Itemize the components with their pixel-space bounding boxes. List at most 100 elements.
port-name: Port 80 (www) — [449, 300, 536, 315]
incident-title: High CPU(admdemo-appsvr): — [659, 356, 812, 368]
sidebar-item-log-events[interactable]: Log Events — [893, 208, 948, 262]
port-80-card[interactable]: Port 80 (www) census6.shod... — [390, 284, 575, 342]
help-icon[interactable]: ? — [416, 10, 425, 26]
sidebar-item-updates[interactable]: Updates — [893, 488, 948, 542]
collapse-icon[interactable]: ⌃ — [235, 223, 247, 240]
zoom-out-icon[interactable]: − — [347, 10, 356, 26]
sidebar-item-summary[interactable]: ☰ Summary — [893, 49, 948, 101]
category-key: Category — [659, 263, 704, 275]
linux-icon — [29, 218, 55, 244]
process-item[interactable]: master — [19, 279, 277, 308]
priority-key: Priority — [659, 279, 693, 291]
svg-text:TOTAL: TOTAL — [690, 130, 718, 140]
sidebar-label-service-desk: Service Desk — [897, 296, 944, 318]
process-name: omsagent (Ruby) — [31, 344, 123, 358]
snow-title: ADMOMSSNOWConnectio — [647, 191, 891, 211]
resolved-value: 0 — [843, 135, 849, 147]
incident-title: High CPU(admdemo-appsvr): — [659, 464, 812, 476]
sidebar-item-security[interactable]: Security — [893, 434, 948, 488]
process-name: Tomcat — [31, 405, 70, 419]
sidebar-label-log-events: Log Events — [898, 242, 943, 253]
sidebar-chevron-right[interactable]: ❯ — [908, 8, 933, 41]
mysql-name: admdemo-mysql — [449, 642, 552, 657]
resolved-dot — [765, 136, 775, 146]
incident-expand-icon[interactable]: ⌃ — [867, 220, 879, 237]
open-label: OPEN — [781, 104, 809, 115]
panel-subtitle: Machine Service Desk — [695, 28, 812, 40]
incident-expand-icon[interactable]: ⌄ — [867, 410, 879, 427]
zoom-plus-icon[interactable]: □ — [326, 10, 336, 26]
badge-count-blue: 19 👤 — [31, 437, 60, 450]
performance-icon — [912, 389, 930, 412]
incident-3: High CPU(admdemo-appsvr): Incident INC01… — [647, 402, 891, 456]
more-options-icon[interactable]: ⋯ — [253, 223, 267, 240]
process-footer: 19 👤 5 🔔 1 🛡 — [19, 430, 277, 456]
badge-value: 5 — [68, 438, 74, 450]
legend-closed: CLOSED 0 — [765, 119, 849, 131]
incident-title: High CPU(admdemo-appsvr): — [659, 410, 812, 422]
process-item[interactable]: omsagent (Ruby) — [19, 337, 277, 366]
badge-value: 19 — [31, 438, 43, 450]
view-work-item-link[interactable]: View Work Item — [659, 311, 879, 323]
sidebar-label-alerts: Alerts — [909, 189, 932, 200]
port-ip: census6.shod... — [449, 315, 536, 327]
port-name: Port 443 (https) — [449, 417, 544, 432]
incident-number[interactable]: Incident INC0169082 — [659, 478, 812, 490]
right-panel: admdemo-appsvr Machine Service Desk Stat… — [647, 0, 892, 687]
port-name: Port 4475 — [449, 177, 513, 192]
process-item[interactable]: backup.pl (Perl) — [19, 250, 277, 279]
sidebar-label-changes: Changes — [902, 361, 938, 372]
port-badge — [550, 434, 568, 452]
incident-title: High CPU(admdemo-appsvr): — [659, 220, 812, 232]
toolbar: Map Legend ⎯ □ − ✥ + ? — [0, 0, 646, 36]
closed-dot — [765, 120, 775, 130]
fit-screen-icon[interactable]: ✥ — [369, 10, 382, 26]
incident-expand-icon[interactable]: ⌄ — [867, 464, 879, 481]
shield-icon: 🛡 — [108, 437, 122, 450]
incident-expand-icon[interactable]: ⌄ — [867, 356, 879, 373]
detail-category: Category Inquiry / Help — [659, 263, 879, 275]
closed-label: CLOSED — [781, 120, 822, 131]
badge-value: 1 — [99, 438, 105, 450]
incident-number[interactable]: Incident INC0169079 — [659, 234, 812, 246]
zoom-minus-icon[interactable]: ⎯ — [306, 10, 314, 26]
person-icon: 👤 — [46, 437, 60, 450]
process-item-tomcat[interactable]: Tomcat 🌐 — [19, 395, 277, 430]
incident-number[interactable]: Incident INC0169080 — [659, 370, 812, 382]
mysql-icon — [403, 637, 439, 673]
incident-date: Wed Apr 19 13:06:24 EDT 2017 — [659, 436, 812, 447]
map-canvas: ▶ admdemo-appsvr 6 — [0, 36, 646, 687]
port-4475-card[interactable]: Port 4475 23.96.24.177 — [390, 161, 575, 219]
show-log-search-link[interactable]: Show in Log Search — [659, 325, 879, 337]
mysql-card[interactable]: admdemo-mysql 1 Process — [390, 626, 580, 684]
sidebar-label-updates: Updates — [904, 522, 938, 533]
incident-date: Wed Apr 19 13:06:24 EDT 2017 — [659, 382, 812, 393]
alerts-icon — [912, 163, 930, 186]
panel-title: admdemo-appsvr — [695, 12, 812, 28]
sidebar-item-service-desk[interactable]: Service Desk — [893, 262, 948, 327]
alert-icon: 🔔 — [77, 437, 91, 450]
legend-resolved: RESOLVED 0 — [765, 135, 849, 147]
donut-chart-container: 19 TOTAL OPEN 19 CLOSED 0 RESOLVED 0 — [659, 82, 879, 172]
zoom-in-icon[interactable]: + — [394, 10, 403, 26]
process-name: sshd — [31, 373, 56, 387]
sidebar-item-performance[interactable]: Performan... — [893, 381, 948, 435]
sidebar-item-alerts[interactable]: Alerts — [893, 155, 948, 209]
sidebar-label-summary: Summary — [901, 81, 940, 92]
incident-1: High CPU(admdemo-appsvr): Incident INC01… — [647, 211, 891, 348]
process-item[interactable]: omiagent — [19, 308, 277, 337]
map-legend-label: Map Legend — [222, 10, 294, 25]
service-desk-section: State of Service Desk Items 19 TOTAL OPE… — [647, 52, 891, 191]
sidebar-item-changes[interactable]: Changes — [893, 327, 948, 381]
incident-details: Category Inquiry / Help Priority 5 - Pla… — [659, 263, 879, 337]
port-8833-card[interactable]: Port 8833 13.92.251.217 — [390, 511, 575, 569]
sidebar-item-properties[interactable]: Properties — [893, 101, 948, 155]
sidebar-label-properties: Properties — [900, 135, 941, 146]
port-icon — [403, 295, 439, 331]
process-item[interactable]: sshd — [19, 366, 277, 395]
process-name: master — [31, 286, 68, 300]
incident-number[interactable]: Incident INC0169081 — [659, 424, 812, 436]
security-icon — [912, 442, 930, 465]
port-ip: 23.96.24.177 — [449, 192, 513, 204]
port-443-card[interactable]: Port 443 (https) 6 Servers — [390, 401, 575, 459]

================

* GOAL *
Convert every line of the material above into a JSON list of strings, one string per line, omitting any blank lines.

* FINISHED EXERCISE *
[
  "Itemize the components with their pixel-space bounding boxes. List at most 100 elements.",
  "port-name: Port 80 (www) — [449, 300, 536, 315]",
  "incident-title: High CPU(admdemo-appsvr): — [659, 356, 812, 368]",
  "sidebar-item-log-events[interactable]: Log Events — [893, 208, 948, 262]",
  "port-80-card[interactable]: Port 80 (www) census6.shod... — [390, 284, 575, 342]",
  "help-icon[interactable]: ? — [416, 10, 425, 26]",
  "sidebar-item-updates[interactable]: Updates — [893, 488, 948, 542]",
  "collapse-icon[interactable]: ⌃ — [235, 223, 247, 240]",
  "zoom-out-icon[interactable]: − — [347, 10, 356, 26]",
  "sidebar-item-summary[interactable]: ☰ Summary — [893, 49, 948, 101]",
  "category-key: Category — [659, 263, 704, 275]",
  "linux-icon — [29, 218, 55, 244]",
  "process-item[interactable]: master — [19, 279, 277, 308]",
  "priority-key: Priority — [659, 279, 693, 291]",
  "svg-text:TOTAL: TOTAL — [690, 130, 718, 140]",
  "sidebar-label-service-desk: Service Desk — [897, 296, 944, 318]",
  "process-name: omsagent (Ruby) — [31, 344, 123, 358]",
  "snow-title: ADMOMSSNOWConnectio — [647, 191, 891, 211]",
  "resolved-value: 0 — [843, 135, 849, 147]",
  "incident-title: High CPU(admdemo-appsvr): — [659, 464, 812, 476]",
  "sidebar-item-security[interactable]: Security — [893, 434, 948, 488]",
  "process-name: Tomcat — [31, 405, 70, 419]",
  "sidebar-label-log-events: Log Events — [898, 242, 943, 253]",
  "sidebar-chevron-right[interactable]: ❯ — [908, 8, 933, 41]",
  "mysql-name: admdemo-mysql — [449, 642, 552, 657]",
  "resolved-dot — [765, 136, 775, 146]",
  "incident-expand-icon[interactable]: ⌃ — [867, 220, 879, 237]",
  "open-label: OPEN — [781, 104, 809, 115]",
  "panel-subtitle: Machine Service Desk — [695, 28, 812, 40]",
  "incident-expand-icon[interactable]: ⌄ — [867, 410, 879, 427]",
  "zoom-plus-icon[interactable]: □ — [326, 10, 336, 26]",
  "badge-count-blue: 19 👤 — [31, 437, 60, 450]",
  "performance-icon — [912, 389, 930, 412]",
  "incident-3: High CPU(admdemo-appsvr): Incident INC01… — [647, 402, 891, 456]",
  "more-options-icon[interactable]: ⋯ — [253, 223, 267, 240]",
  "process-footer: 19 👤 5 🔔 1 🛡 — [19, 430, 277, 456]",
  "badge-value: 5 — [68, 438, 74, 450]",
  "legend-closed: CLOSED 0 — [765, 119, 849, 131]",
  "incident-title: High CPU(admdemo-appsvr): — [659, 410, 812, 422]",
  "process-item[interactable]: omsagent (Ruby) — [19, 337, 277, 366]",
  "badge-value: 19 — [31, 438, 43, 450]",
  "view-work-item-link[interactable]: View Work Item — [659, 311, 879, 323]",
  "sidebar-label-alerts: Alerts — [909, 189, 932, 200]",
  "port-ip: census6.shod... — [449, 315, 536, 327]",
  "port-name: Port 443 (https) — [449, 417, 544, 432]",
  "incident-number[interactable]: Incident INC0169082 — [659, 478, 812, 490]",
  "right-panel: admdemo-appsvr Machine Service Desk Stat… — [647, 0, 892, 687]",
  "port-name: Port 4475 — [449, 177, 513, 192]",
  "process-item[interactable]: backup.pl (Perl) — [19, 250, 277, 279]",
  "sidebar-label-changes: Changes — [902, 361, 938, 372]",
  "port-badge — [550, 434, 568, 452]",
  "incident-title: High CPU(admdemo-appsvr): — [659, 220, 812, 232]",
  "toolbar: Map Legend ⎯ □ − ✥ + ? — [0, 0, 646, 36]",
  "closed-dot — [765, 120, 775, 130]",
  "fit-screen-icon[interactable]: ✥ — [369, 10, 382, 26]",
  "incident-expand-icon[interactable]: ⌄ — [867, 464, 879, 481]",
  "shield-icon: 🛡 — [108, 437, 122, 450]",
  "incident-expand-icon[interactable]: ⌄ — [867, 356, 879, 373]",
  "detail-category: Category Inquiry / Help — [659, 263, 879, 275]",
  "closed-label: CLOSED — [781, 120, 822, 131]",
  "badge-value: 1 — [99, 438, 105, 450]",
  "incident-number[interactable]: Incident INC0169079 — [659, 234, 812, 246]",
  "zoom-minus-icon[interactable]: ⎯ — [306, 10, 314, 26]",
  "person-icon: 👤 — [46, 437, 60, 450]",
  "process-item-tomcat[interactable]: Tomcat 🌐 — [19, 395, 277, 430]",
  "incident-number[interactable]: Incident INC0169080 — [659, 370, 812, 382]",
  "mysql-icon — [403, 637, 439, 673]",
  "incident-date: Wed Apr 19 13:06:24 EDT 2017 — [659, 436, 812, 447]",
  "map-canvas: ▶ admdemo-appsvr 6 — [0, 36, 646, 687]",
  "port-4475-card[interactable]: Port 4475 23.96.24.177 — [390, 161, 575, 219]",
  "show-log-search-link[interactable]: Show in Log Search — [659, 325, 879, 337]",
  "mysql-card[interactable]: admdemo-mysql 1 Process — [390, 626, 580, 684]",
  "sidebar-label-updates: Updates — [904, 522, 938, 533]",
  "incident-date: Wed Apr 19 13:06:24 EDT 2017 — [659, 382, 812, 393]",
  "alerts-icon — [912, 163, 930, 186]",
  "panel-title: admdemo-appsvr — [695, 12, 812, 28]",
  "sidebar-item-service-desk[interactable]: Service Desk — [893, 262, 948, 327]",
  "alert-icon: 🔔 — [77, 437, 91, 450]",
  "legend-resolved: RESOLVED 0 — [765, 135, 849, 147]",
  "donut-chart-container: 19 TOTAL OPEN 19 CLOSED 0 RESOLVED 0 — [659, 82, 879, 172]",
  "zoom-in-icon[interactable]: + — [394, 10, 403, 26]",
  "process-name: sshd — [31, 373, 56, 387]",
  "sidebar-item-performance[interactable]: Performan... — [893, 381, 948, 435]",
  "sidebar-item-alerts[interactable]: Alerts — [893, 155, 948, 209]",
  "sidebar-label-summary: Summary — [901, 81, 940, 92]",
  "incident-1: High CPU(admdemo-appsvr): Incident INC01… — [647, 211, 891, 348]",
  "process-item[interactable]: omiagent — [19, 308, 277, 337]",
  "map-legend-label: Map Legend — [222, 10, 294, 25]",
  "service-desk-section: State of Service Desk Items 19 TOTAL OPE… — [647, 52, 891, 191]",
  "sidebar-item-changes[interactable]: Changes — [893, 327, 948, 381]",
  "incident-details: Category Inquiry / Help Priority 5 - Pla… — [659, 263, 879, 337]",
  "port-8833-card[interactable]: Port 8833 13.92.251.217 — [390, 511, 575, 569]",
  "sidebar-item-properties[interactable]: Properties — [893, 101, 948, 155]",
  "sidebar-label-properties: Properties — [900, 135, 941, 146]",
  "port-icon — [403, 295, 439, 331]",
  "process-item[interactable]: sshd — [19, 366, 277, 395]",
  "process-name: master — [31, 286, 68, 300]",
  "incident-number[interactable]: Incident INC0169081 — [659, 424, 812, 436]",
  "security-icon — [912, 442, 930, 465]",
  "port-ip: 23.96.24.177 — [449, 192, 513, 204]",
  "port-443-card[interactable]: Port 443 (https) 6 Servers — [390, 401, 575, 459]"
]